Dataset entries
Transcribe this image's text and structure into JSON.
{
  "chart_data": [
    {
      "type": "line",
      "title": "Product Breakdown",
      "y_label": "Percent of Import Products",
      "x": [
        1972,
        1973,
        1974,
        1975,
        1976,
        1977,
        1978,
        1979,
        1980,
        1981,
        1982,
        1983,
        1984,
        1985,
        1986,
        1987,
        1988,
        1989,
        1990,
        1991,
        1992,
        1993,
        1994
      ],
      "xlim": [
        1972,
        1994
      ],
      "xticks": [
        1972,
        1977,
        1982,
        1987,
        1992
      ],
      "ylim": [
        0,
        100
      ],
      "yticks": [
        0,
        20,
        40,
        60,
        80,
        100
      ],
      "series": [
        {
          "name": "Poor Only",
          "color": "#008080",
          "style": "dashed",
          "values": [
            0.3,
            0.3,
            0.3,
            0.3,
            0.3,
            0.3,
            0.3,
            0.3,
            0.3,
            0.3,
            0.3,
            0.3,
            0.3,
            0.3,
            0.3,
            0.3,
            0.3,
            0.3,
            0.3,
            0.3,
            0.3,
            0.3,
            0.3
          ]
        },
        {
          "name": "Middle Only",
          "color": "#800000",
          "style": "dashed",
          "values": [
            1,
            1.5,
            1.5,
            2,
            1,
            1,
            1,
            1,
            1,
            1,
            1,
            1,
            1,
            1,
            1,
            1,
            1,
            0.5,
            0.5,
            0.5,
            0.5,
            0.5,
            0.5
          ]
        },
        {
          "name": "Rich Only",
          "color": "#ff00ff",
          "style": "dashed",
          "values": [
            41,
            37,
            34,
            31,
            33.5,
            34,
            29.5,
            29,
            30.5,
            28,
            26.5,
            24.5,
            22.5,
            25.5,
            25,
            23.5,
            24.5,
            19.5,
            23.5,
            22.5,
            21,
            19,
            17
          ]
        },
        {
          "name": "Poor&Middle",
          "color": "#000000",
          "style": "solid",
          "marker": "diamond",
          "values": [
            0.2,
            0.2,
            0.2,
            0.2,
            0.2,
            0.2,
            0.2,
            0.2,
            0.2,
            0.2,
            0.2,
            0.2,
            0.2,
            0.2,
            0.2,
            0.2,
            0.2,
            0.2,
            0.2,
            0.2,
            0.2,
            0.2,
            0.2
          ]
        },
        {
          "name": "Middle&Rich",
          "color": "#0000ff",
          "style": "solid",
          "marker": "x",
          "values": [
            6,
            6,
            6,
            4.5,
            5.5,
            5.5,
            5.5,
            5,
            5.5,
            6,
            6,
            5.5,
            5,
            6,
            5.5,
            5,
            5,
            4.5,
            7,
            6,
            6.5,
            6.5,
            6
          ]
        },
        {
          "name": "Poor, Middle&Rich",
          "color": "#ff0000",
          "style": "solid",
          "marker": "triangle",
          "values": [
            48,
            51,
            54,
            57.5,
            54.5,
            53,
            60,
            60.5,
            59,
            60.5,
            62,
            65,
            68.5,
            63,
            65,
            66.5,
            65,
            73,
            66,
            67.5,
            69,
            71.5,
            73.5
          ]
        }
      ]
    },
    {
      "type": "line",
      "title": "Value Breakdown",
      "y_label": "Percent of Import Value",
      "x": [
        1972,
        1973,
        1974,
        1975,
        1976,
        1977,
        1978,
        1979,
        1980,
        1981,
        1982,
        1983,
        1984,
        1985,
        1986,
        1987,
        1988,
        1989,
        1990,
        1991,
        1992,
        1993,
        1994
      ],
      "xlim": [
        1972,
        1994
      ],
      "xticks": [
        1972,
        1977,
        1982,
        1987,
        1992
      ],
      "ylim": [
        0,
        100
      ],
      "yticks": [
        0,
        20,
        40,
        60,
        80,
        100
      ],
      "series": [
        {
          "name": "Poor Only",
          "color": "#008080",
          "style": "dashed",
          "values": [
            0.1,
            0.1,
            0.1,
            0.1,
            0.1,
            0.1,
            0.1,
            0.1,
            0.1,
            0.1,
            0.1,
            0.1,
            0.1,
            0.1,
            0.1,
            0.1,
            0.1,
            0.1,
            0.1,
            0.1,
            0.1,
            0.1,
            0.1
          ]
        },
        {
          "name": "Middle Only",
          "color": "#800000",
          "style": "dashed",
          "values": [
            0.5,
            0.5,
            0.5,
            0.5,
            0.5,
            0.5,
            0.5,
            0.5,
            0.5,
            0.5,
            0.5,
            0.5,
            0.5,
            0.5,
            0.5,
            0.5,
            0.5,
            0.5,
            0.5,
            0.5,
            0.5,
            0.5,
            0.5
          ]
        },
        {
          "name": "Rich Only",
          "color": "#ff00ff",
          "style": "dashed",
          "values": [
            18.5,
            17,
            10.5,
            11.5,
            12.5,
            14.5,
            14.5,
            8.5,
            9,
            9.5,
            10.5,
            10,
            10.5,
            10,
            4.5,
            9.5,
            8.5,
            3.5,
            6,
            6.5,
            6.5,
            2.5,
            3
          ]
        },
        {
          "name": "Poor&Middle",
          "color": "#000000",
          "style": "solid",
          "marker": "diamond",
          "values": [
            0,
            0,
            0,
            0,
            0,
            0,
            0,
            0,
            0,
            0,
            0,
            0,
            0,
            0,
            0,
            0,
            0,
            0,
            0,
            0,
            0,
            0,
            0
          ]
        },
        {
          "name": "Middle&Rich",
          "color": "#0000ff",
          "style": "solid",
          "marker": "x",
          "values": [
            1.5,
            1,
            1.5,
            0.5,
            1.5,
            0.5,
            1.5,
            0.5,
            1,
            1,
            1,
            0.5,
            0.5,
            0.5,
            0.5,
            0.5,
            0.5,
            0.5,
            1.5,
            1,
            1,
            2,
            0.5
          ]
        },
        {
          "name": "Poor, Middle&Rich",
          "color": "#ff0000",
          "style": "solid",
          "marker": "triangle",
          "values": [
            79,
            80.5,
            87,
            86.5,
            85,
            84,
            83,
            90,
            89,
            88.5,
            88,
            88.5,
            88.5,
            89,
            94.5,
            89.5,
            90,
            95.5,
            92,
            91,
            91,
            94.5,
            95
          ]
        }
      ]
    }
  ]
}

Problem
Retype the material in full. Each word must match.

Task response
Transcribe this image's text and structure into JSON.
{
  "chart_data": [
    {
      "type": "line",
      "title": "Product Breakdown",
      "y_label": "Percent of Import Products",
      "x": [
        1972,
        1973,
        1974,
        1975,
        1976,
        1977,
        1978,
        1979,
        1980,
        1981,
        1982,
        1983,
        1984,
        1985,
        1986,
        1987,
        1988,
        1989,
        1990,
        1991,
        1992,
        1993,
        1994
      ],
      "xlim": [
        1972,
        1994
      ],
      "xticks": [
        1972,
        1977,
        1982,
        1987,
        1992
      ],
      "ylim": [
        0,
        100
      ],
      "yticks": [
        0,
        20,
        40,
        60,
        80,
        100
      ],
      "series": [
        {
          "name": "Poor Only",
          "color": "#008080",
          "style": "dashed",
          "values": [
            0.3,
            0.3,
            0.3,
            0.3,
            0.3,
            0.3,
            0.3,
            0.3,
            0.3,
            0.3,
            0.3,
            0.3,
            0.3,
            0.3,
            0.3,
            0.3,
            0.3,
            0.3,
            0.3,
            0.3,
            0.3,
            0.3,
            0.3
          ]
        },
        {
          "name": "Middle Only",
          "color": "#800000",
          "style": "dashed",
          "values": [
            1,
            1.5,
            1.5,
            2,
            1,
            1,
            1,
            1,
            1,
            1,
            1,
            1,
            1,
            1,
            1,
            1,
            1,
            0.5,
            0.5,
            0.5,
            0.5,
            0.5,
            0.5
          ]
        },
        {
          "name": "Rich Only",
          "color": "#ff00ff",
          "style": "dashed",
          "values": [
            41,
            37,
            34,
            31,
            33.5,
            34,
            29.5,
            29,
            30.5,
            28,
            26.5,
            24.5,
            22.5,
            25.5,
            25,
            23.5,
            24.5,
            19.5,
            23.5,
            22.5,
            21,
            19,
            17
          ]
        },
        {
          "name": "Poor&Middle",
          "color": "#000000",
          "style": "solid",
          "marker": "diamond",
          "values": [
            0.2,
            0.2,
            0.2,
            0.2,
            0.2,
            0.2,
            0.2,
            0.2,
            0.2,
            0.2,
            0.2,
            0.2,
            0.2,
            0.2,
            0.2,
            0.2,
            0.2,
            0.2,
            0.2,
            0.2,
            0.2,
            0.2,
            0.2
          ]
        },
        {
          "name": "Middle&Rich",
          "color": "#0000ff",
          "style": "solid",
          "marker": "x",
          "values": [
            6,
            6,
            6,
            4.5,
            5.5,
            5.5,
            5.5,
            5,
            5.5,
            6,
            6,
            5.5,
            5,
            6,
            5.5,
            5,
            5,
            4.5,
            7,
            6,
            6.5,
            6.5,
            6
          ]
        },
        {
          "name": "Poor, Middle&Rich",
          "color": "#ff0000",
          "style": "solid",
          "marker": "triangle",
          "values": [
            48,
            51,
            54,
            57.5,
            54.5,
            53,
            60,
            60.5,
            59,
            60.5,
            62,
            65,
            68.5,
            63,
            65,
            66.5,
            65,
            73,
            66,
            67.5,
            69,
            71.5,
            73.5
          ]
        }
      ]
    },
    {
      "type": "line",
      "title": "Value Breakdown",
      "y_label": "Percent of Import Value",
      "x": [
        1972,
        1973,
        1974,
        1975,
        1976,
        1977,
        1978,
        1979,
        1980,
        1981,
        1982,
        1983,
        1984,
        1985,
        1986,
        1987,
        1988,
        1989,
        1990,
        1991,
        1992,
        1993,
        1994
      ],
      "xlim": [
        1972,
        1994
      ],
      "xticks": [
        1972,
        1977,
        1982,
        1987,
        1992
      ],
      "ylim": [
        0,
        100
      ],
      "yticks": [
        0,
        20,
        40,
        60,
        80,
        100
      ],
      "series": [
        {
          "name": "Poor Only",
          "color": "#008080",
          "style": "dashed",
          "values": [
            0.1,
            0.1,
            0.1,
            0.1,
            0.1,
            0.1,
            0.1,
            0.1,
            0.1,
            0.1,
            0.1,
            0.1,
            0.1,
            0.1,
            0.1,
            0.1,
            0.1,
            0.1,
            0.1,
            0.1,
            0.1,
            0.1,
            0.1
          ]
        },
        {
          "name": "Middle Only",
          "color": "#800000",
          "style": "dashed",
          "values": [
            0.5,
            0.5,
            0.5,
            0.5,
            0.5,
            0.5,
            0.5,
            0.5,
            0.5,
            0.5,
            0.5,
            0.5,
            0.5,
            0.5,
            0.5,
            0.5,
            0.5,
            0.5,
            0.5,
            0.5,
            0.5,
            0.5,
            0.5
          ]
        },
        {
          "name": "Rich Only",
          "color": "#ff00ff",
          "style": "dashed",
          "values": [
            18.5,
            17,
            10.5,
            11.5,
            12.5,
            14.5,
            14.5,
            8.5,
            9,
            9.5,
            10.5,
            10,
            10.5,
            10,
            4.5,
            9.5,
            8.5,
            3.5,
            6,
            6.5,
            6.5,
            2.5,
            3
          ]
        },
        {
          "name": "Poor&Middle",
          "color": "#000000",
          "style": "solid",
          "marker": "diamond",
          "values": [
            0,
            0,
            0,
            0,
            0,
            0,
            0,
            0,
            0,
            0,
            0,
            0,
            0,
            0,
            0,
            0,
            0,
            0,
            0,
            0,
            0,
            0,
            0
          ]
        },
        {
          "name": "Middle&Rich",
          "color": "#0000ff",
          "style": "solid",
          "marker": "x",
          "values": [
            1.5,
            1,
            1.5,
            0.5,
            1.5,
            0.5,
            1.5,
            0.5,
            1,
            1,
            1,
            0.5,
            0.5,
            0.5,
            0.5,
            0.5,
            0.5,
            0.5,
            1.5,
            1,
            1,
            2,
            0.5
          ]
        },
        {
          "name": "Poor, Middle&Rich",
          "color": "#ff0000",
          "style": "solid",
          "marker": "triangle",
          "values": [
            79,
            80.5,
            87,
            86.5,
            85,
            84,
            83,
            90,
            89,
            88.5,
            88,
            88.5,
            88.5,
            89,
            94.5,
            89.5,
            90,
            95.5,
            92,
            91,
            91,
            94.5,
            95
          ]
        }
      ]
    }
  ]
}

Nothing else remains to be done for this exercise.